A morte de Samuel e a história de Nabal

(I Samuel 25:1)
Vocês se lembram do Samuel? Sim, ele mesmo: o juiz e profeta que ungiu tanto Saul quanto Davi, e que dá seu nome a este e ao próximo livro da Bíblia. Lembram, né? Pois esqueçam: o pobre coitado morreu, luto nacional foi declarado, ele foi sepultado em sua casa, em Ramá, e era uma vez Samuel. Triste vida a dele: teve um começo promissor, ungiu dois reis, foi influente no início do reino de um deles. Quando estava no auge, Deus lhe disse que rejeitava Saul como rei. Ele apenas passou o recado adiante, mas mesmo assim caiu em desgraça. Quando morreu, boa parte do povo já nem se lembrava dele, o último juiz a governar Israel e grande articulador da transição para a monarquia. Triste, triste…
Ainda bem que eu não ia mesmo com a cara dele. Vamos em frente, portanto. Acompanhando Davi que, depois de dar um jeito de comparecer ao funeral de Samuel, desceu ao deserto de Parã. Ali perto ficava o monte Carmelo, e lá ficavam as propriedades de um homem muito rico, morador da cidade de Maom. Seu nome era Nabal, e ele era descendente de Calebe. Sua esposa, Abigail, era bonita e inteligente, mas ele mesmo não passava de um homem grosseiro e mau.
Como Davi estava ali por perto, e sabia quem era Nabal. Ouviu dizer que ele estava no Carmelo supervisionando a tosquia de suas ovelhas, e mandou a ele dez de seus homens com a seguinte mensagem para o rico proprietário:

Caro Nabal,
Saudações a você, tudo de bom para a família e suas posses.
Envio esta mensagem porque soube que você estaria no monte Carmelo tosquiando suas ovelhas. Veja só, em todo esse tempo que eu e meus homens estamos na região convivemos dia e noite com seus empregados. Tornamo-nos amigos, e nós nunca lhes fizemos mal, nem lhes roubamos nada, muito pelo contrário: chegamos mesmo a protegê-los em algumas ocasiões. Pode perguntar a eles.

Pedido escrito 1 =>
Na página sobre a morte de Samuel e Nabal, que motivo Davi dá na mensagem para escrever a Nabal naquele momento? Responda em uma ou duas frases.
Pedido escrito 2 =>
Liste todos os nomes de lugares que aparecem na página sobre a morte de Samuel e Nabal.
Pedido escrito 3 =>
Leve adiante a página sobre a morte de Samuel e a história de Nabal a partir da frase "Pode perguntar a eles.", mantendo o mesmo tom.

Trecho das linhas =>
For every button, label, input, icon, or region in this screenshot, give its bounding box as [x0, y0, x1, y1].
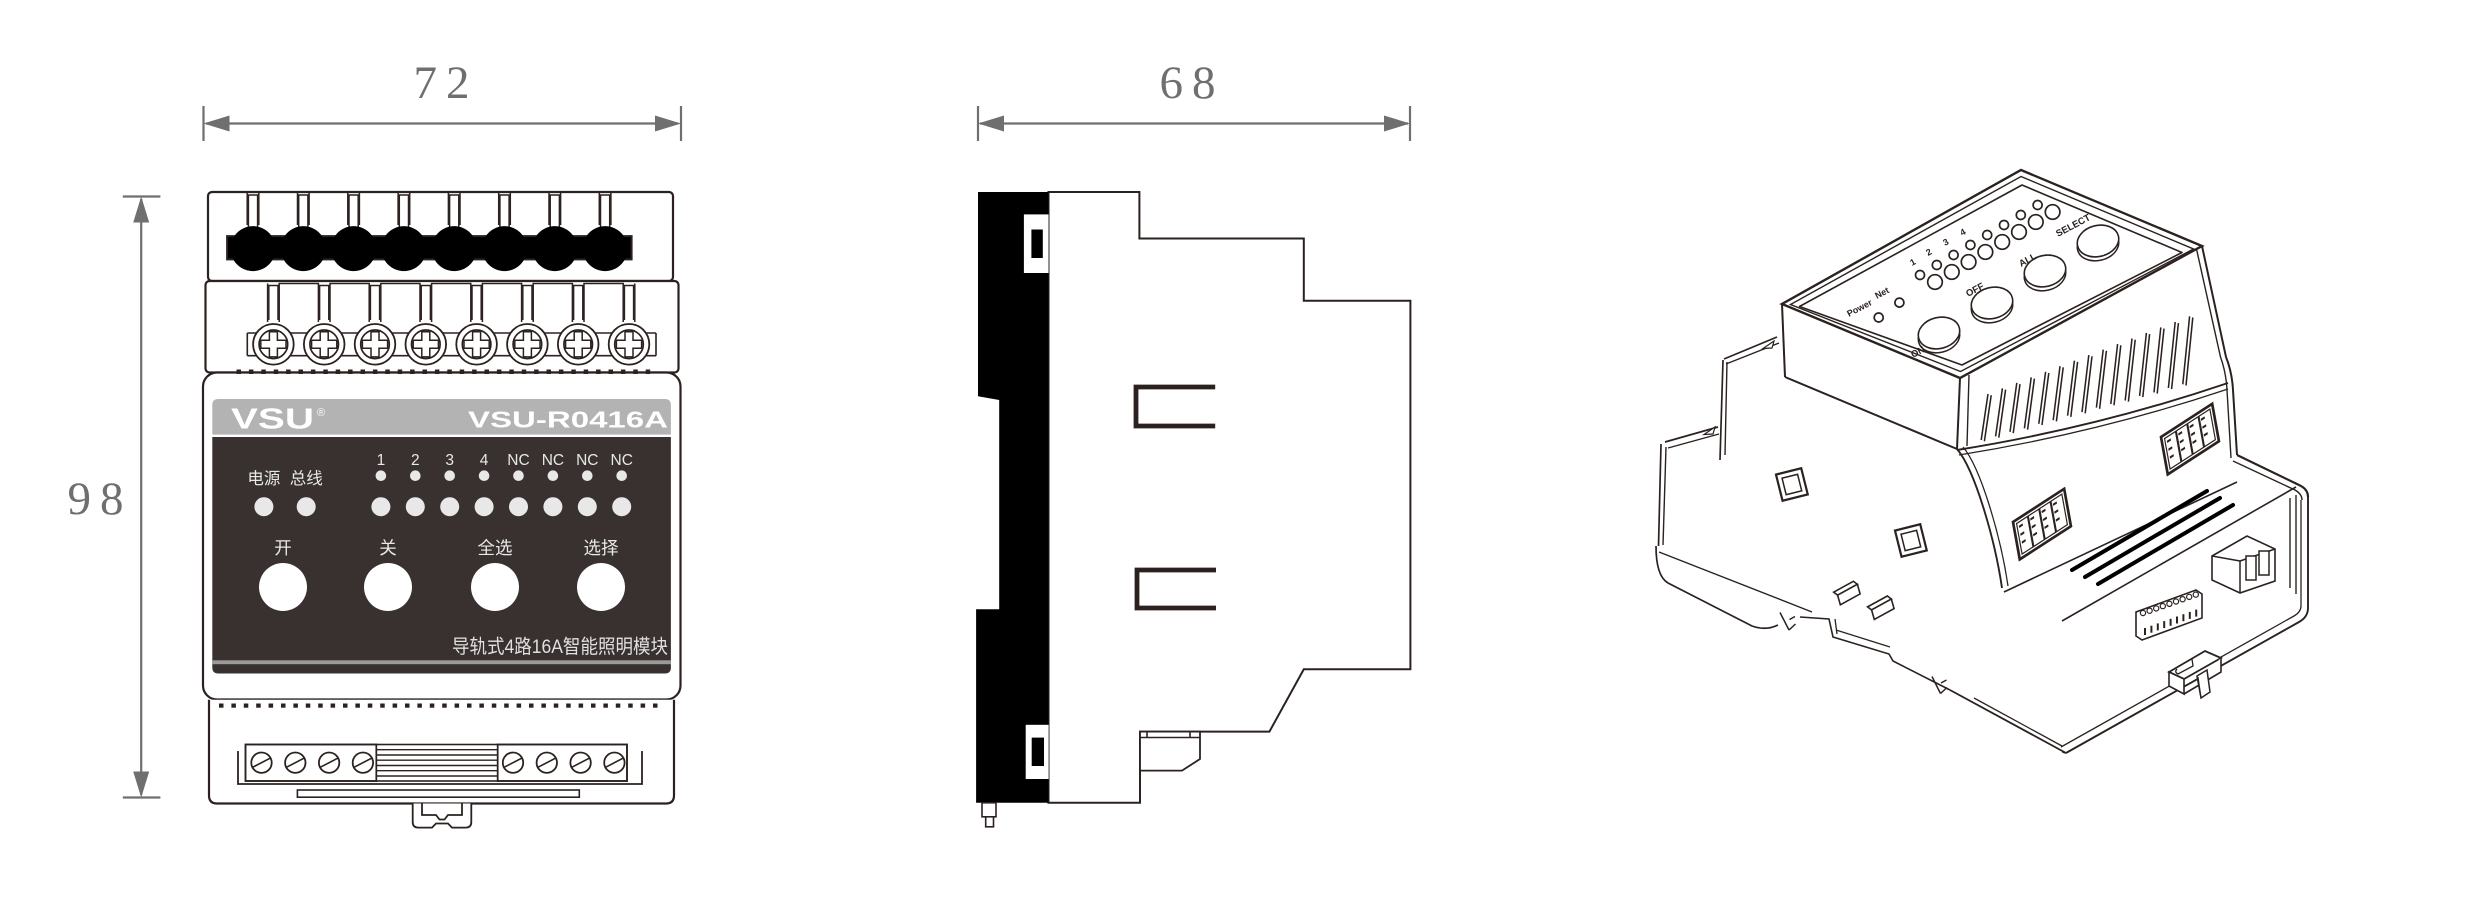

Resultado 1 =>
Davi diz que manda a mensagem porque soube que Nabal estaria no monte Carmelo tosquiando suas ovelhas.

Resultado 2 =>
- Ramá
- Israel
- deserto de Parã
- monte Carmelo
- Maom

Resultado 3 =>
Bom, o negócio é que minha situação aqui é um tanto difícil, como você deve imaginar. Então eu queria lhe pedir que me recebesse, junto com meus soldados. Viemos em dia de festa, e gostaríamos de ser recebidos em paz por você. Além disso, se você puder nos dar algum mantimento, roupas, essas coisas, ficaremos muito agradecidos.
Abraço dos seus criados e de seu querido amigo
Davi, filho de Jessé.

Davi mandou a mensagem já esperando a resposta positiva. Sua fama crescia a cada dia em todo o Israel, e não havia quem não o temesse e admirasse. Ficou muito surpreso, portanto, ao receber a resposta de Nabal:

davi filho de jesse?? eu naum conhesso nenhum davi como eh que eu vou saber quem eh vc?? huAHuehUehUaHuA. e se vc for um escravo que fugiu isso acontece muito hoje em dia tenho que ficar esperto. o meu pão a minha agua e os bichus que eu matei p/ dar pros meus empregado eu naum vou dar a um bando de cangaceiro que eu naum conhesso ora essa. se liga mew!

Davi passou rapidamente da surpresa a raiva. Então a fama de grosseiro e mau de Nabal era justificada. Além do mais, nabal quer dizer tolo, em hebraico. O que esperar de um cara assim? Fosse como fosse, Davi não ia deixar quieto:
— Cangaceiros, é? Ele vai ver só. Homens! Cinjam suas espadas. Nós vamos mostrar a esse desgraçado quem é cangaceiro.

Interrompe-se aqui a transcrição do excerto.